* begin WORKING DATA *

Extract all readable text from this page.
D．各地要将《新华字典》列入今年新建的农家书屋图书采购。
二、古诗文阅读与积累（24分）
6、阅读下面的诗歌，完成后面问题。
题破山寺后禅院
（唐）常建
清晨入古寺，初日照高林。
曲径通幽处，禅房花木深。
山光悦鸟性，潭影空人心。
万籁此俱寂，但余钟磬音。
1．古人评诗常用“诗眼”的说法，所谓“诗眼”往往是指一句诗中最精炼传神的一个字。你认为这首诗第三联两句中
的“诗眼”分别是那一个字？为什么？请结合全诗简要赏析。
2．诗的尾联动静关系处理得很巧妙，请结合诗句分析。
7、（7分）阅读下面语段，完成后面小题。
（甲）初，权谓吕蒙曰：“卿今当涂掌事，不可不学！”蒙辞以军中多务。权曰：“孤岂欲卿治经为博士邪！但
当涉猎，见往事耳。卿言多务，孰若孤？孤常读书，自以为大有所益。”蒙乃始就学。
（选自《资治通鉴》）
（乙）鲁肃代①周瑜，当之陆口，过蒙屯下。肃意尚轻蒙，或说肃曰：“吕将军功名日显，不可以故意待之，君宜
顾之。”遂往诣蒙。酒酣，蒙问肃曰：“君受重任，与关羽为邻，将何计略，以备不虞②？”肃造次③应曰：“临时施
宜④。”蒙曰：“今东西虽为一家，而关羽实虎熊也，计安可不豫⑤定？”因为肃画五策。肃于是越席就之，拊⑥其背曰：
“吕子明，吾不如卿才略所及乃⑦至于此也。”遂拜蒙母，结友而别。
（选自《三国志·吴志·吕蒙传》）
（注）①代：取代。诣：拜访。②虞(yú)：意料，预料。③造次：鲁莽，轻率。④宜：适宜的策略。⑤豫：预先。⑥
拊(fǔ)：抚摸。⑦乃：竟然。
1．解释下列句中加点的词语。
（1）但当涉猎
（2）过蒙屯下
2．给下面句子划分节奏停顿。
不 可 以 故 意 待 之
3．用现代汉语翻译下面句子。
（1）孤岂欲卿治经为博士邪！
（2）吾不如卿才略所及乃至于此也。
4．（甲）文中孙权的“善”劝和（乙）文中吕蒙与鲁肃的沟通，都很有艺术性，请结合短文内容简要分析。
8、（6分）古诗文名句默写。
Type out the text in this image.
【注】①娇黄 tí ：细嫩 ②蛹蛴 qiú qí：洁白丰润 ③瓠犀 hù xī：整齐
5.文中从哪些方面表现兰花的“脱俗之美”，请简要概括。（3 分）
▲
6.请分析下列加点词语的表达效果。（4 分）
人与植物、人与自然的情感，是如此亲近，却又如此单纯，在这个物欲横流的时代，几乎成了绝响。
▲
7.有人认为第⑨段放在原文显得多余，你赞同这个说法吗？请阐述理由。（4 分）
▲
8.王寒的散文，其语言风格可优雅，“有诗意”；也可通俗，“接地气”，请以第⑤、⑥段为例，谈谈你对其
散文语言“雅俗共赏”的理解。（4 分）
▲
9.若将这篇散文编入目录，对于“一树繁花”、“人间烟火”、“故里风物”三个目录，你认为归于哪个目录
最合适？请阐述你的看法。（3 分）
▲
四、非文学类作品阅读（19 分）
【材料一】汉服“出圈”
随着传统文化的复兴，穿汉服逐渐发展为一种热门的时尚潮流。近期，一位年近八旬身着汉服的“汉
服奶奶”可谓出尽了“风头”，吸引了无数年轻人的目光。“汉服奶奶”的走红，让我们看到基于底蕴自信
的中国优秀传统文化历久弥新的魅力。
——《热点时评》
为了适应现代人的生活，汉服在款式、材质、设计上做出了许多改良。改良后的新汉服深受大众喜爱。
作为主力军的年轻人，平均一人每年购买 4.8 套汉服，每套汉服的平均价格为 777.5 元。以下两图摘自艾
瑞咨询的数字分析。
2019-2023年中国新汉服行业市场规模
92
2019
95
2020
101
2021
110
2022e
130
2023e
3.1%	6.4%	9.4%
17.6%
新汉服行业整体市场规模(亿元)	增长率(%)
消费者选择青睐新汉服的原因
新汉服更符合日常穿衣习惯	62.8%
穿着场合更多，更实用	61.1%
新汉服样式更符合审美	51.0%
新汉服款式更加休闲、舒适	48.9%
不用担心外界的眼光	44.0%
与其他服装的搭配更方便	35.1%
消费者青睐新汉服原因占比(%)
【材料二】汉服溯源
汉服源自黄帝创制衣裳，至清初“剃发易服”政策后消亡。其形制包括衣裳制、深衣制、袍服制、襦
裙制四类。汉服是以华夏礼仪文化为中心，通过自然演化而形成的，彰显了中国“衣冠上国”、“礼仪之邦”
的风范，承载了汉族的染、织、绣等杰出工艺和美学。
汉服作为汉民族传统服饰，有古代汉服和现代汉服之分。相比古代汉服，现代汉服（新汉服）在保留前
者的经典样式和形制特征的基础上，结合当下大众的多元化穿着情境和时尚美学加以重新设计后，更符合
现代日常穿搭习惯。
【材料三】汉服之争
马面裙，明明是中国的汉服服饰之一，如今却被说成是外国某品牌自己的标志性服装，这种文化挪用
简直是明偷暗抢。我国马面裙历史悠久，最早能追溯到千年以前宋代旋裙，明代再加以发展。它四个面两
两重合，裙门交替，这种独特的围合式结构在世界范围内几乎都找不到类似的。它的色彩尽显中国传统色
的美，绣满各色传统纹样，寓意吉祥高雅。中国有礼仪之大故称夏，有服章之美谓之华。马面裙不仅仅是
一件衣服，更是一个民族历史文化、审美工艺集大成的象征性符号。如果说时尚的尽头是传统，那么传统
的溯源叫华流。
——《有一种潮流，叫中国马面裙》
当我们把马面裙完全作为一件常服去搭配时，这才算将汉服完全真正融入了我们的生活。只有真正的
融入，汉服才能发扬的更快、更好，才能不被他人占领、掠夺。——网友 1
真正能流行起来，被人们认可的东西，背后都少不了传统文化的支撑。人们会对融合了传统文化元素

* end WORKING DATA *

EXERCISE DIRECTIONS
Scan the listing above. Gather each line that contains the word "孤岂欲卿治经为博士邪".

EXERCISE RESULT
（甲）初，权谓吕蒙曰：“卿今当涂掌事，不可不学！”蒙辞以军中多务。权曰：“孤岂欲卿治经为博士邪！但
（1）孤岂欲卿治经为博士邪！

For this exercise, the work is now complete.